- AVAILABLE DATA
— start —
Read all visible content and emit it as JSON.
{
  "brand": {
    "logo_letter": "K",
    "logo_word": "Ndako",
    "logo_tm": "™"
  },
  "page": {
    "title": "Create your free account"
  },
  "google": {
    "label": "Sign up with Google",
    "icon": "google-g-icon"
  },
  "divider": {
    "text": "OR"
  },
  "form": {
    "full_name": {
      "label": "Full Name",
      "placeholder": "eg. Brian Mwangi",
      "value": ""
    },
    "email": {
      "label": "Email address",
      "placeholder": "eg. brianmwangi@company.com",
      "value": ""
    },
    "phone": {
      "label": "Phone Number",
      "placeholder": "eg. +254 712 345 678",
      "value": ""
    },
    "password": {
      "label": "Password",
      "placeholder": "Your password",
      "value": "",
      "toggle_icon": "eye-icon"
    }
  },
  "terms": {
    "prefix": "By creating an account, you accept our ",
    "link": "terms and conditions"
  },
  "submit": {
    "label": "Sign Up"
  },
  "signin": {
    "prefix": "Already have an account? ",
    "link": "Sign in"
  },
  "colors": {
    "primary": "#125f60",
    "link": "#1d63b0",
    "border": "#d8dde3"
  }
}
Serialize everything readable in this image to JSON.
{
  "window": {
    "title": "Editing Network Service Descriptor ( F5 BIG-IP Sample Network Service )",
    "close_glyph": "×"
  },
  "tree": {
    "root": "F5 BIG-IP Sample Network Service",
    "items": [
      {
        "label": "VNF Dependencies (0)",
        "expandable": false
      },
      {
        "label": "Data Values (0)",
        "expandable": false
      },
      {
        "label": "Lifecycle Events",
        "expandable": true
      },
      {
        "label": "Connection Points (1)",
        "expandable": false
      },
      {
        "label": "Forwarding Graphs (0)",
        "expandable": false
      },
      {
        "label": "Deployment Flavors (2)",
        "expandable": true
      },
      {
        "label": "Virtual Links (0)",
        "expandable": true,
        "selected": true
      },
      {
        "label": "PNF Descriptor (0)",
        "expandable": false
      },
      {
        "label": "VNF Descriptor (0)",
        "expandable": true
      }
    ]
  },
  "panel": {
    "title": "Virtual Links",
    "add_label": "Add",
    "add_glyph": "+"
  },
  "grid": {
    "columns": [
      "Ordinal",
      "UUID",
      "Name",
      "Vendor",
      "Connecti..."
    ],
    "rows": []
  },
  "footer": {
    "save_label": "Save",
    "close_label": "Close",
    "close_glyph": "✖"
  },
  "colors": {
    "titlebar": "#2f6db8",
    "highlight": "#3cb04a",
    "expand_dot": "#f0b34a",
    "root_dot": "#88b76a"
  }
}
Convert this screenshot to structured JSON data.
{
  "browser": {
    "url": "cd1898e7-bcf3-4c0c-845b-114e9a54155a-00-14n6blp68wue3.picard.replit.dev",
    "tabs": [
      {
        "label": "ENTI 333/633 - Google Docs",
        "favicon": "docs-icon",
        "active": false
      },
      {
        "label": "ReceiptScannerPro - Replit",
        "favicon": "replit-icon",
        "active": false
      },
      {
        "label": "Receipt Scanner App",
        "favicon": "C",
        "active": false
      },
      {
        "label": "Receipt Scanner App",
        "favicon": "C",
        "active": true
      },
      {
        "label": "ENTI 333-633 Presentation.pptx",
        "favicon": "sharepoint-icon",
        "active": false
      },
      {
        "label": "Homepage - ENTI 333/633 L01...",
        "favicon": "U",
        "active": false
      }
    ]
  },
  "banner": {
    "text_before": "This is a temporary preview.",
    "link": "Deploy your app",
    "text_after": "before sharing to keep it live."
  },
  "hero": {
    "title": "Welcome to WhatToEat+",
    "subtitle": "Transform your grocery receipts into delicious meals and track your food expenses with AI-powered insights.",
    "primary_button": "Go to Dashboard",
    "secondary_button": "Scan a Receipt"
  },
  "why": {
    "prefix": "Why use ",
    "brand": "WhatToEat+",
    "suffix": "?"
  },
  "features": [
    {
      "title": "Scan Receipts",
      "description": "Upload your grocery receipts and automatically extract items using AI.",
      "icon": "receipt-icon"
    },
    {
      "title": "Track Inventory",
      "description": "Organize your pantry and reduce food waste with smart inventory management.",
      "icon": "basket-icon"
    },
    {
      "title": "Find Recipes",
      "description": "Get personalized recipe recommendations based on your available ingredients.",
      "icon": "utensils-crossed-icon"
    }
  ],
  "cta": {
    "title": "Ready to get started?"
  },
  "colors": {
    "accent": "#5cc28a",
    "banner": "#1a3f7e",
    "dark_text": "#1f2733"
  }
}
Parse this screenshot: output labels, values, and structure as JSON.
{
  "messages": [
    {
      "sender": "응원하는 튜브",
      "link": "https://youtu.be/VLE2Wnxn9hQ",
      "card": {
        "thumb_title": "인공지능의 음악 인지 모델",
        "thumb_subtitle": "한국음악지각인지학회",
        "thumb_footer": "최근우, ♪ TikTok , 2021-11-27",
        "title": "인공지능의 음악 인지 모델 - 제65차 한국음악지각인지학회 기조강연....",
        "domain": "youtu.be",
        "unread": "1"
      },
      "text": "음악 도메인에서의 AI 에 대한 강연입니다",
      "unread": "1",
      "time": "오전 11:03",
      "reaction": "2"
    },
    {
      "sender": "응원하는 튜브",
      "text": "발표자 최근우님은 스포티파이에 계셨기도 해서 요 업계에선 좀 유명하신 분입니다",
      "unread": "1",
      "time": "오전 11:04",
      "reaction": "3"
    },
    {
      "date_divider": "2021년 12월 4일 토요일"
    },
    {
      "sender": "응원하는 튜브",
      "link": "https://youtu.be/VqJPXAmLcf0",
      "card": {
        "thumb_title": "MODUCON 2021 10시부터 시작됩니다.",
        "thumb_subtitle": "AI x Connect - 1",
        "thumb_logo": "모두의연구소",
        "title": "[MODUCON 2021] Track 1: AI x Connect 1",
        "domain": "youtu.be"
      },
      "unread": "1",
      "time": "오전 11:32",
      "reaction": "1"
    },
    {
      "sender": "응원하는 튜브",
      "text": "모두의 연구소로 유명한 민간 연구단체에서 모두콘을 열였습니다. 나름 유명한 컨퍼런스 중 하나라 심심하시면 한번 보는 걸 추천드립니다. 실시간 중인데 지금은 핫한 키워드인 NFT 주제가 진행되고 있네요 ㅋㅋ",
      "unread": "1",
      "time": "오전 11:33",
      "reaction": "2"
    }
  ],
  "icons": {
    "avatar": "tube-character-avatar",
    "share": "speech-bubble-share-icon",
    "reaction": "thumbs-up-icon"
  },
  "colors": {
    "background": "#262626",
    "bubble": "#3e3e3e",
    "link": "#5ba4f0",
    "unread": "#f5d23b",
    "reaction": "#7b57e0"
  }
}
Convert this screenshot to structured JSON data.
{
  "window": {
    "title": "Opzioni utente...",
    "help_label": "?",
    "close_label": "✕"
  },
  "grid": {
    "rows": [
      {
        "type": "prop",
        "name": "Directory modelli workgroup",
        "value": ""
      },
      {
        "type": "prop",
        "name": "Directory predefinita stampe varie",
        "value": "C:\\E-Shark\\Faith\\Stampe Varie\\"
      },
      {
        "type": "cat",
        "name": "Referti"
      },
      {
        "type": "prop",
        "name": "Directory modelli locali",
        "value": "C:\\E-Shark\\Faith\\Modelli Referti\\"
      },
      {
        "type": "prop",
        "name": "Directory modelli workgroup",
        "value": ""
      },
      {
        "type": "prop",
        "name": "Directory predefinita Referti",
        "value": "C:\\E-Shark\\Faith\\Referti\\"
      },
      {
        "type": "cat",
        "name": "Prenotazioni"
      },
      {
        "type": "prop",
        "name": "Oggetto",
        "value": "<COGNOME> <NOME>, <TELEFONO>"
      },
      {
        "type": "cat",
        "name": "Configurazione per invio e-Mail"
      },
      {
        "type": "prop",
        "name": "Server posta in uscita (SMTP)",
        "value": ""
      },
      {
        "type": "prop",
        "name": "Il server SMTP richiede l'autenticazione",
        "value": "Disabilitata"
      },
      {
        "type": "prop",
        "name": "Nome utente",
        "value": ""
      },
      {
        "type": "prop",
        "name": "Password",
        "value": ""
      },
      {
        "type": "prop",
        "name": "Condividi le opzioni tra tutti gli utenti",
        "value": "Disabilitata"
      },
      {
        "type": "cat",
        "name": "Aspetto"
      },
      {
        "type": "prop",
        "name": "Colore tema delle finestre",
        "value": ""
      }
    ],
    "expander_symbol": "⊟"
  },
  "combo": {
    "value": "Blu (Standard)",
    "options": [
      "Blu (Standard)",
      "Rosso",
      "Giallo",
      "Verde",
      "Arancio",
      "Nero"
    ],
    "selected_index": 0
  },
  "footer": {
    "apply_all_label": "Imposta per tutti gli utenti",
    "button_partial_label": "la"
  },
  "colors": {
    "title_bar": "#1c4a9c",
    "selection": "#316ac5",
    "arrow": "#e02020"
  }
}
— end —
- REQUIRED TASK
Copy out each line in the preceding records that contains "Referti".

- SOLUTION TO THIS EXERCISE
        "name": "Referti"
        "value": "C:\\E-Shark\\Faith\\Modelli Referti\\"
        "name": "Directory predefinita Referti",
        "value": "C:\\E-Shark\\Faith\\Referti\\"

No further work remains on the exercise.